**WORK TO COMPLETE:** Render every line of the material below as a JSON list of strings, one string per line, skipping blank lines and leaving out the pictures.

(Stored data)
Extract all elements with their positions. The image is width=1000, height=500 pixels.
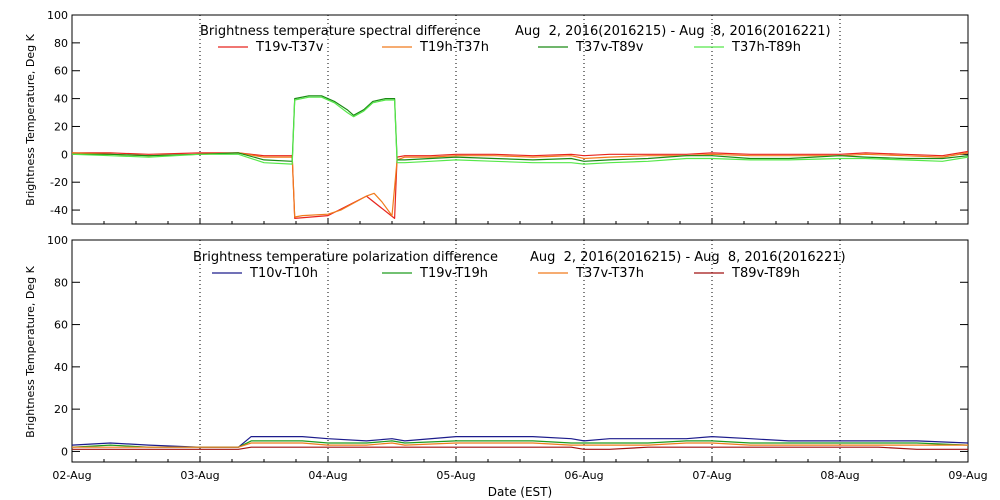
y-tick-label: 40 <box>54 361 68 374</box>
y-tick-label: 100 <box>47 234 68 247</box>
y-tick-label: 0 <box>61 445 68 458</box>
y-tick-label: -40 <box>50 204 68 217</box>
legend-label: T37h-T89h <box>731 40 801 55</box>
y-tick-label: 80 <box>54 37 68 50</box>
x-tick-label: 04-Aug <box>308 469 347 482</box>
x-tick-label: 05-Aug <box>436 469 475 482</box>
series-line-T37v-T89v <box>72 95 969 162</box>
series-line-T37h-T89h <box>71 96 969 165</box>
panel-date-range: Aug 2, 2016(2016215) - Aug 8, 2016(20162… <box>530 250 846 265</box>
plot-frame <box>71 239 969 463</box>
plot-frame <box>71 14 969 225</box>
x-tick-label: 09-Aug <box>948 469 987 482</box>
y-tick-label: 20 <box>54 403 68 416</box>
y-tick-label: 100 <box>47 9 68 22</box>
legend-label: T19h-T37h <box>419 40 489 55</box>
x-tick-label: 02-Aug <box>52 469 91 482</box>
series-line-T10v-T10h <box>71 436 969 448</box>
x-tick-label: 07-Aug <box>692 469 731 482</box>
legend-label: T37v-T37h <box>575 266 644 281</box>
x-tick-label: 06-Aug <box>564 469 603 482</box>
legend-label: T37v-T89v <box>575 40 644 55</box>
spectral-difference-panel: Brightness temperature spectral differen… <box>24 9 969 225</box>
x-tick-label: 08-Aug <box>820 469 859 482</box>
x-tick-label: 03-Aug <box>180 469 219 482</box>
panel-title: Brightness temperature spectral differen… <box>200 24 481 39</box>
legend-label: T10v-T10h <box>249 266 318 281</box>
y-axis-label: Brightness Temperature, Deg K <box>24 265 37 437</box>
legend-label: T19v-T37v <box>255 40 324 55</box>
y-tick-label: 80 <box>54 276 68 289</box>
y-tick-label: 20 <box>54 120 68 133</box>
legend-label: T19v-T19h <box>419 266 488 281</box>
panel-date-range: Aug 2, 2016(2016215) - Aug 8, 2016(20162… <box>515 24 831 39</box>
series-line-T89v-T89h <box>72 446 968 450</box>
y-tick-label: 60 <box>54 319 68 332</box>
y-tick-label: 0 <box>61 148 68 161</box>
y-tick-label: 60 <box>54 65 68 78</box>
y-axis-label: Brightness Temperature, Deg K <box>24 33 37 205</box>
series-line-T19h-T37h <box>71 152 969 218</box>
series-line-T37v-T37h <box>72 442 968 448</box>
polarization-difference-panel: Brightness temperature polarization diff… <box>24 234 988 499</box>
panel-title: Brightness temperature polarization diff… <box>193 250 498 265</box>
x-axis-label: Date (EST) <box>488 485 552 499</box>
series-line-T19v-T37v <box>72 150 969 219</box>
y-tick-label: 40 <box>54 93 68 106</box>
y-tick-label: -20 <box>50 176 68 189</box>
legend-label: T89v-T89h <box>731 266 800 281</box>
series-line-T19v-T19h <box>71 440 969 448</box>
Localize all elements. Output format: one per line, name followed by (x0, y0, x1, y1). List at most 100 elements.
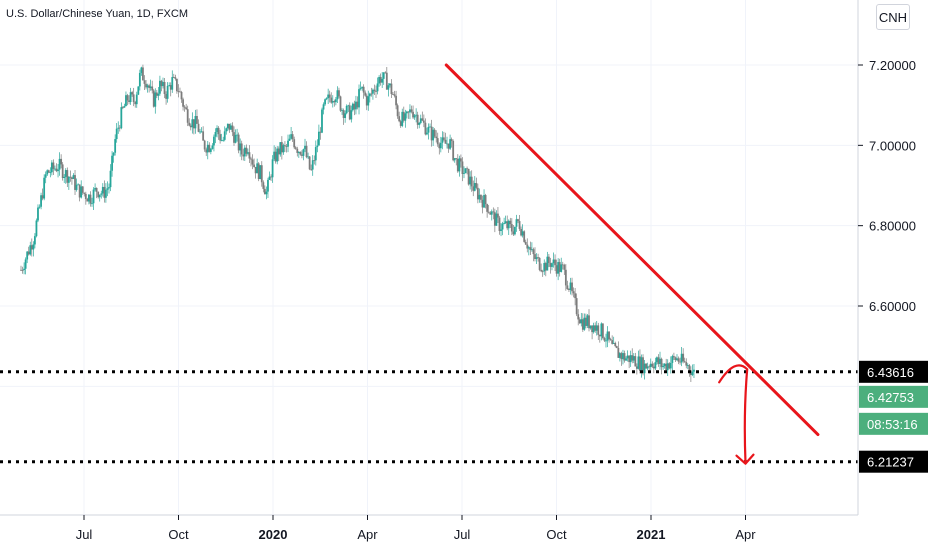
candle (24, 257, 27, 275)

**ANSWER TO THE EXERCISE:**
[
  "Extract all elements with their positions. The image is width=1000, height=500 pixels.",
  "y-tick-label: 40 <box>54 361 68 374</box>",
  "y-tick-label: 100 <box>47 234 68 247</box>",
  "y-tick-label: 0 <box>61 445 68 458</box>",
  "y-tick-label: -40 <box>50 204 68 217</box>",
  "legend-label: T37h-T89h <box>731 40 801 55</box>",
  "y-tick-label: 80 <box>54 37 68 50</box>",
  "x-tick-label: 04-Aug <box>308 469 347 482</box>",
  "x-tick-label: 05-Aug <box>436 469 475 482</box>",
  "series-line-T37v-T89v <box>72 95 969 162</box>",
  "series-line-T37h-T89h <box>71 96 969 165</box>",
  "panel-date-range: Aug 2, 2016(2016215) - Aug 8, 2016(20162… <box>530 250 846 265</box>",
  "plot-frame <box>71 239 969 463</box>",
  "plot-frame <box>71 14 969 225</box>",
  "x-tick-label: 09-Aug <box>948 469 987 482</box>",
  "y-tick-label: 20 <box>54 403 68 416</box>",
  "y-tick-label: 100 <box>47 9 68 22</box>",
  "legend-label: T19h-T37h <box>419 40 489 55</box>",
  "x-tick-label: 02-Aug <box>52 469 91 482</box>",
  "series-line-T10v-T10h <box>71 436 969 448</box>",
  "x-tick-label: 07-Aug <box>692 469 731 482</box>",
  "legend-label: T37v-T37h <box>575 266 644 281</box>",
  "x-tick-label: 06-Aug <box>564 469 603 482</box>",
  "legend-label: T37v-T89v <box>575 40 644 55</box>",
  "spectral-difference-panel: Brightness temperature spectral differen… <box>24 9 969 225</box>",
  "x-tick-label: 08-Aug <box>820 469 859 482</box>",
  "x-tick-label: 03-Aug <box>180 469 219 482</box>",
  "panel-title: Brightness temperature spectral differen… <box>200 24 481 39</box>",
  "legend-label: T10v-T10h <box>249 266 318 281</box>",
  "y-axis-label: Brightness Temperature, Deg K <box>24 265 37 437</box>",
  "legend-label: T19v-T37v <box>255 40 324 55</box>",
  "y-tick-label: 80 <box>54 276 68 289</box>",
  "y-tick-label: 20 <box>54 120 68 133</box>",
  "legend-label: T19v-T19h <box>419 266 488 281</box>",
  "panel-date-range: Aug 2, 2016(2016215) - Aug 8, 2016(20162… <box>515 24 831 39</box>",
  "series-line-T89v-T89h <box>72 446 968 450</box>",
  "y-tick-label: 60 <box>54 319 68 332</box>",
  "y-tick-label: 0 <box>61 148 68 161</box>",
  "y-tick-label: 60 <box>54 65 68 78</box>",
  "y-axis-label: Brightness Temperature, Deg K <box>24 33 37 205</box>",
  "series-line-T19h-T37h <box>71 152 969 218</box>",
  "series-line-T37v-T37h <box>72 442 968 448</box>",
  "polarization-difference-panel: Brightness temperature polarization diff… <box>24 234 988 499</box>",
  "panel-title: Brightness temperature polarization diff… <box>193 250 498 265</box>",
  "x-axis-label: Date (EST) <box>488 485 552 499</box>",
  "series-line-T19v-T37v <box>72 150 969 219</box>",
  "y-tick-label: 40 <box>54 93 68 106</box>",
  "y-tick-label: -20 <box>50 176 68 189</box>",
  "legend-label: T89v-T89h <box>731 266 800 281</box>",
  "series-line-T19v-T19h <box>71 440 969 448</box>",
  "Localize all elements. Output format: one per line, name followed by (x0, y0, x1, y1). List at most 100 elements.",
  "candle (24, 257, 27, 275)"
]